(Task statement):
Pull every line containing "duties" out of the material below.

Data excerpts
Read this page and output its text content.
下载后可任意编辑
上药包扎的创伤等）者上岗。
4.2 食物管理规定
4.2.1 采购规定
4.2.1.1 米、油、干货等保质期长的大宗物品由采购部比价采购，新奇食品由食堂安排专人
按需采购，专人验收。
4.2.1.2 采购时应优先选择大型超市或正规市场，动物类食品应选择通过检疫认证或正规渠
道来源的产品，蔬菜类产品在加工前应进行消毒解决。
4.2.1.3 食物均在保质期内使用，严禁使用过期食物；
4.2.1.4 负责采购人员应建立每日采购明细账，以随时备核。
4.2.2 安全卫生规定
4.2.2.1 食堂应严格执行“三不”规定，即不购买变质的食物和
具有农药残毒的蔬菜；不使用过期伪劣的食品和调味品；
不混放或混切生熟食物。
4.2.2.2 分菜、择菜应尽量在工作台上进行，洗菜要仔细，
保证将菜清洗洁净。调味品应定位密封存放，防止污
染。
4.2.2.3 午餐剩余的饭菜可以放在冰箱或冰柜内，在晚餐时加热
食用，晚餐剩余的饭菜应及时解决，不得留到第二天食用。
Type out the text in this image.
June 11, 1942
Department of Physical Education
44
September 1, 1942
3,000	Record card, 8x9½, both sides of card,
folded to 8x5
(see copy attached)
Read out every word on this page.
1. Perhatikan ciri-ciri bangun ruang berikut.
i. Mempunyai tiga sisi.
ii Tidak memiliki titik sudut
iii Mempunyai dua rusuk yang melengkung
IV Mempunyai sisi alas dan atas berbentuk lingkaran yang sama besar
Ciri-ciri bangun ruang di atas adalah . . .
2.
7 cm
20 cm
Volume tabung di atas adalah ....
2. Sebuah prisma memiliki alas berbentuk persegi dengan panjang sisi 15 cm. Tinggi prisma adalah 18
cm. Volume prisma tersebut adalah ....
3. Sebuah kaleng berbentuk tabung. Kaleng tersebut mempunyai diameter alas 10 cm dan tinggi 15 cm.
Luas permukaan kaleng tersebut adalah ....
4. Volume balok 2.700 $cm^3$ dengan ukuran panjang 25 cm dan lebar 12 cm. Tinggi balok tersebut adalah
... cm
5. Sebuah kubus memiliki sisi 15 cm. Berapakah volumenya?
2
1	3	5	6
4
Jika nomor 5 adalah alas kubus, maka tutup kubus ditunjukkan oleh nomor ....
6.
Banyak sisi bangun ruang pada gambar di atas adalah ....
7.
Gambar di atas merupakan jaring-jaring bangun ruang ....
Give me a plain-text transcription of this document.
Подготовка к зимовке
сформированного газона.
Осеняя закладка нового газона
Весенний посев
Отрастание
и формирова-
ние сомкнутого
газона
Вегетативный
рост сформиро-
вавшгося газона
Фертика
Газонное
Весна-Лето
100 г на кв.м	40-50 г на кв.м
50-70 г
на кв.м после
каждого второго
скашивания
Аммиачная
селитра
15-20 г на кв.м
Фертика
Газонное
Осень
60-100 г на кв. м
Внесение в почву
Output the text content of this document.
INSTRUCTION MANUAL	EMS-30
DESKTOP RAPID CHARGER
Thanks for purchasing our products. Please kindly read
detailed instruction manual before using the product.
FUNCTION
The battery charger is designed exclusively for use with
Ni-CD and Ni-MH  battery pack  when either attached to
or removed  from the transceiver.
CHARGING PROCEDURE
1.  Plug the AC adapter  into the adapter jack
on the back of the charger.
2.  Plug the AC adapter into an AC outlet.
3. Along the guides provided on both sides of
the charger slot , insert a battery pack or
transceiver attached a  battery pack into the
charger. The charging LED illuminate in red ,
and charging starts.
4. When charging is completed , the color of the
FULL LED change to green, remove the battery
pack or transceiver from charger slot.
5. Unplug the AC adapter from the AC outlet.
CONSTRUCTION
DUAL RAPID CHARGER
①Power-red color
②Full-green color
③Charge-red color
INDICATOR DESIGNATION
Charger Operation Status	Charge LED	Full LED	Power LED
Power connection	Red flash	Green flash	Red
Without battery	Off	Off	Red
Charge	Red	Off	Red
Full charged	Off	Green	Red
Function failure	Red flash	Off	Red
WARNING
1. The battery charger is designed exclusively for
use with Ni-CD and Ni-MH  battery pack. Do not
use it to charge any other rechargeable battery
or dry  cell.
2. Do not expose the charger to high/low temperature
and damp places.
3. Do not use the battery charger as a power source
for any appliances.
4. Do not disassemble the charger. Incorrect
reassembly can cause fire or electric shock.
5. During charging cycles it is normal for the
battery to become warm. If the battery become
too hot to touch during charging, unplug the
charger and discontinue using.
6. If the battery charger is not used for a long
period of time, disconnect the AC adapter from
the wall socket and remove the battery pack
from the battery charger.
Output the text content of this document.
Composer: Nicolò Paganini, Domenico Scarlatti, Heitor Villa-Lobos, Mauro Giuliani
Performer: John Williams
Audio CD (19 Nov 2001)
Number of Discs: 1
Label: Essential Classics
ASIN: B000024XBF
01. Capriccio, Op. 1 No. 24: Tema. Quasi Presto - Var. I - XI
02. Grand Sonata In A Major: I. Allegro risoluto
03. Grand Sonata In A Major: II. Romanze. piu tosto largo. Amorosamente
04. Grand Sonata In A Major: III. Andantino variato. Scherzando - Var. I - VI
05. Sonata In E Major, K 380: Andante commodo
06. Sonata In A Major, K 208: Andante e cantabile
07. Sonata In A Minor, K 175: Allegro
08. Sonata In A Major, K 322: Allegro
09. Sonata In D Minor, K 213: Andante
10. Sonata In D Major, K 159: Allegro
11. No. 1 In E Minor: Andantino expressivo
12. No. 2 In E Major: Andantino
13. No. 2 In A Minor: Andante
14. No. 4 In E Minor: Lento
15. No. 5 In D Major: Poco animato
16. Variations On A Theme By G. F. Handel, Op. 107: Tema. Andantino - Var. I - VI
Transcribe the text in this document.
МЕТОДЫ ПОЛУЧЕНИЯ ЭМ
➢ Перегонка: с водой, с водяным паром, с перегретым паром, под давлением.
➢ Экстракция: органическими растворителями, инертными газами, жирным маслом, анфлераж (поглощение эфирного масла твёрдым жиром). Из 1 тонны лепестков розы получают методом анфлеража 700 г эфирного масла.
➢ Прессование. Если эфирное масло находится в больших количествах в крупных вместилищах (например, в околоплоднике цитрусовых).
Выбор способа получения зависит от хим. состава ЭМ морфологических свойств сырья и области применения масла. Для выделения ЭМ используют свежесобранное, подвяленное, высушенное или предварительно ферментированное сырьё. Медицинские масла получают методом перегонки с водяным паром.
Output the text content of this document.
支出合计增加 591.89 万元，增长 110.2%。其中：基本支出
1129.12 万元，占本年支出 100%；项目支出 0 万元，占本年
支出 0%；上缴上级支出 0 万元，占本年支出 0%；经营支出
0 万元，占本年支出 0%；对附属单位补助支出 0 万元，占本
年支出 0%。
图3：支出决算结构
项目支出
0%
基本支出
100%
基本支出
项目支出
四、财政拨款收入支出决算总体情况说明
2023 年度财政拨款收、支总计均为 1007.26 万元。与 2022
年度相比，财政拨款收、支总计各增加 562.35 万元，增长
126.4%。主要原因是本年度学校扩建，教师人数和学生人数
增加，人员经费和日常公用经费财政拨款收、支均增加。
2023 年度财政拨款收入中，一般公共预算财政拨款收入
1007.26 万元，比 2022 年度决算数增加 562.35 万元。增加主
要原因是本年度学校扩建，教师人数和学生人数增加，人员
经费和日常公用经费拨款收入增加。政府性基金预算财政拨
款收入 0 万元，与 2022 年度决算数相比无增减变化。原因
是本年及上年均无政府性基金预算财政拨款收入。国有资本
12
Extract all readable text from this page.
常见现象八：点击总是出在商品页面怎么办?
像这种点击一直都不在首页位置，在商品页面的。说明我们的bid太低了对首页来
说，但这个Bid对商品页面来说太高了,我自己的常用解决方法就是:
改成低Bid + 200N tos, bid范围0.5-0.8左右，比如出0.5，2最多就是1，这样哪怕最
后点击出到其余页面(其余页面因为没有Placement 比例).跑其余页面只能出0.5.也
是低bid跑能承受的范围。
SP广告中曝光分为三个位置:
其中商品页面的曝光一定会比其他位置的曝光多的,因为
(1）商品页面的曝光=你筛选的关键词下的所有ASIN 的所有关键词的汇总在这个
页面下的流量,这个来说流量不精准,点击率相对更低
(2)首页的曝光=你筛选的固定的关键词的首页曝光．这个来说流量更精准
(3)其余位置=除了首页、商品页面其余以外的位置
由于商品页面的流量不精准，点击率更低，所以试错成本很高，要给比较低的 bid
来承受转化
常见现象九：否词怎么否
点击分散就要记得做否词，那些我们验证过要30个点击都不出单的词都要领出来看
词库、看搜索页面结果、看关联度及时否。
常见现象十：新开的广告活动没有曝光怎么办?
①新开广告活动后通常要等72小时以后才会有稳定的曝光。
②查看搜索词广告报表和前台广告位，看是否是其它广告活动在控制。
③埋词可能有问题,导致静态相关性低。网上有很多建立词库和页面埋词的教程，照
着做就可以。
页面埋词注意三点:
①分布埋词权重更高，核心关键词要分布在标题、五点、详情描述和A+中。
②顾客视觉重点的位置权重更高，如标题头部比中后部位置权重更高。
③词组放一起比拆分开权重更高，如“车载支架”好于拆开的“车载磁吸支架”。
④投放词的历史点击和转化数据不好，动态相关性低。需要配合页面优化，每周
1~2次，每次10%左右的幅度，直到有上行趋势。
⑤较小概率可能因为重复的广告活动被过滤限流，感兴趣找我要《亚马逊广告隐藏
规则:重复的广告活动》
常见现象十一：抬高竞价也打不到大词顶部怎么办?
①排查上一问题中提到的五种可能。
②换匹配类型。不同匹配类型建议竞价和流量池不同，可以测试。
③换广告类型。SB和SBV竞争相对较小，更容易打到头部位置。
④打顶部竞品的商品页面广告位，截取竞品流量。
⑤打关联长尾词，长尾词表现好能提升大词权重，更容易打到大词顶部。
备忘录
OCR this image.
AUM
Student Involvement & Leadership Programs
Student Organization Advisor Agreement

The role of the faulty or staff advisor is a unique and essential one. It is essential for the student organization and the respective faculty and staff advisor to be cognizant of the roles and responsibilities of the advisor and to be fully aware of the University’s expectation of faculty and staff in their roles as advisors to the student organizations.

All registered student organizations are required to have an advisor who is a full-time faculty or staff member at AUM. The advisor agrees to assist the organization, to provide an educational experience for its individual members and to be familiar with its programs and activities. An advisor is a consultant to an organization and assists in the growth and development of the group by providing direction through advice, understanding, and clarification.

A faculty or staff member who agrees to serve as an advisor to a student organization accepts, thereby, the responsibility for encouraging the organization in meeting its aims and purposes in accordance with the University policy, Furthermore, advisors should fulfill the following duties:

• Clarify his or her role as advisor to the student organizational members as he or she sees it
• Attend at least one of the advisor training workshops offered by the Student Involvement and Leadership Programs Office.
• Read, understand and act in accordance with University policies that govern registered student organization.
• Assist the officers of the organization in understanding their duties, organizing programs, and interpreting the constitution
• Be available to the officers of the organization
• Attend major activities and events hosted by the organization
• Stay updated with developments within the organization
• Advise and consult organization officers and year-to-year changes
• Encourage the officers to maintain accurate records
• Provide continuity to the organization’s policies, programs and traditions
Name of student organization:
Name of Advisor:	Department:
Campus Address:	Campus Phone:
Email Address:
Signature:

(Response to the exercise):
A faculty or staff member who agrees to serve as an advisor to a student organization accepts, thereby, the responsibility for encouraging the organization in meeting its aims and purposes in accordance with the University policy, Furthermore, advisors should fulfill the following duties:
• Assist the officers of the organization in understanding their duties, organizing programs, and interpreting the constitution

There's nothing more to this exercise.